» **Task goal**
Below are entries to be transcribed exactly; exclude the pictures from the copy.

» **Given records**
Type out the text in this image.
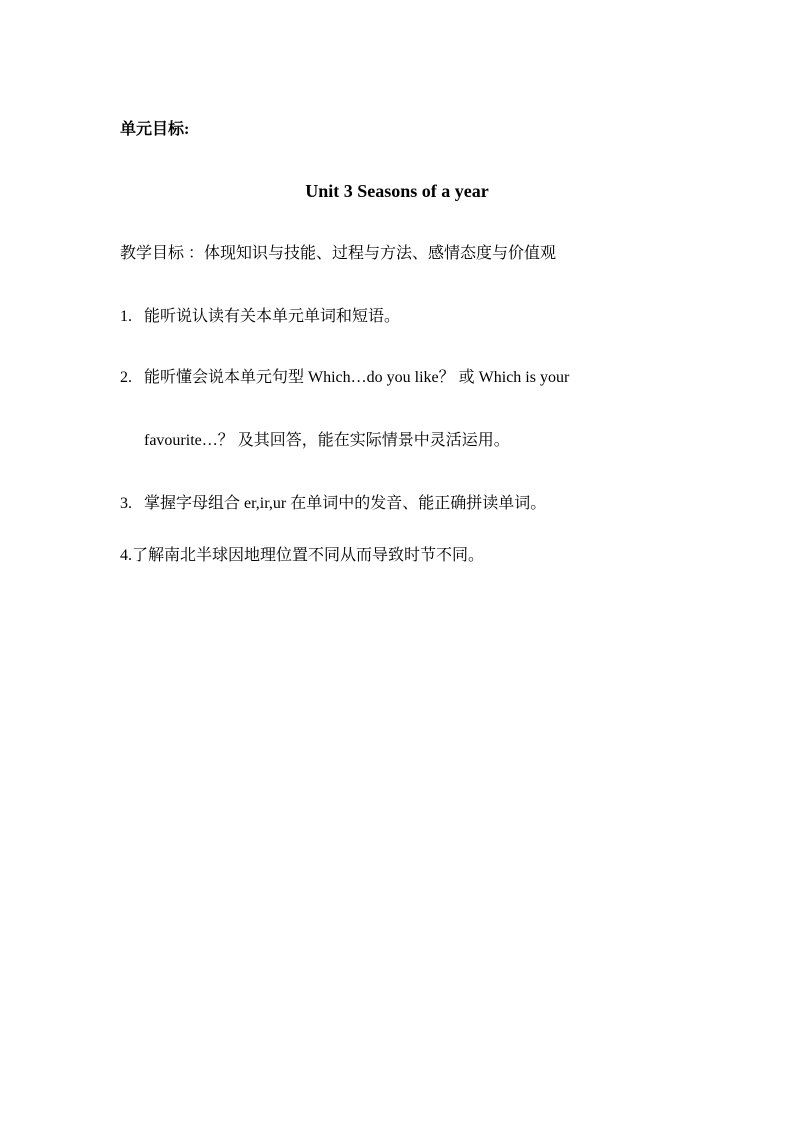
单元目标:
Unit 3 Seasons of a year
教学目标 ：体现知识与技能、过程与方法、感情态度与价值观
1. 能听说认读有关本单元单词和短语。
2. 能听懂会说本单元句型 Which…do you like？ 或 Which is your
favourite…？ 及其回答，能在实际情景中灵活运用。
3. 掌握字母组合 er,ir,ur 在单词中的发音、能正确拼读单词。
4.了解南北半球因地理位置不同从而导致时节不同。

» **Final result**
Type out the text in this image.
单元目标:
Unit 3 Seasons of a year
教学目标 ：体现知识与技能、过程与方法、感情态度与价值观
1. 能听说认读有关本单元单词和短语。
2. 能听懂会说本单元句型 Which…do you like？ 或 Which is your
favourite…？ 及其回答，能在实际情景中灵活运用。
3. 掌握字母组合 er,ir,ur 在单词中的发音、能正确拼读单词。
4.了解南北半球因地理位置不同从而导致时节不同。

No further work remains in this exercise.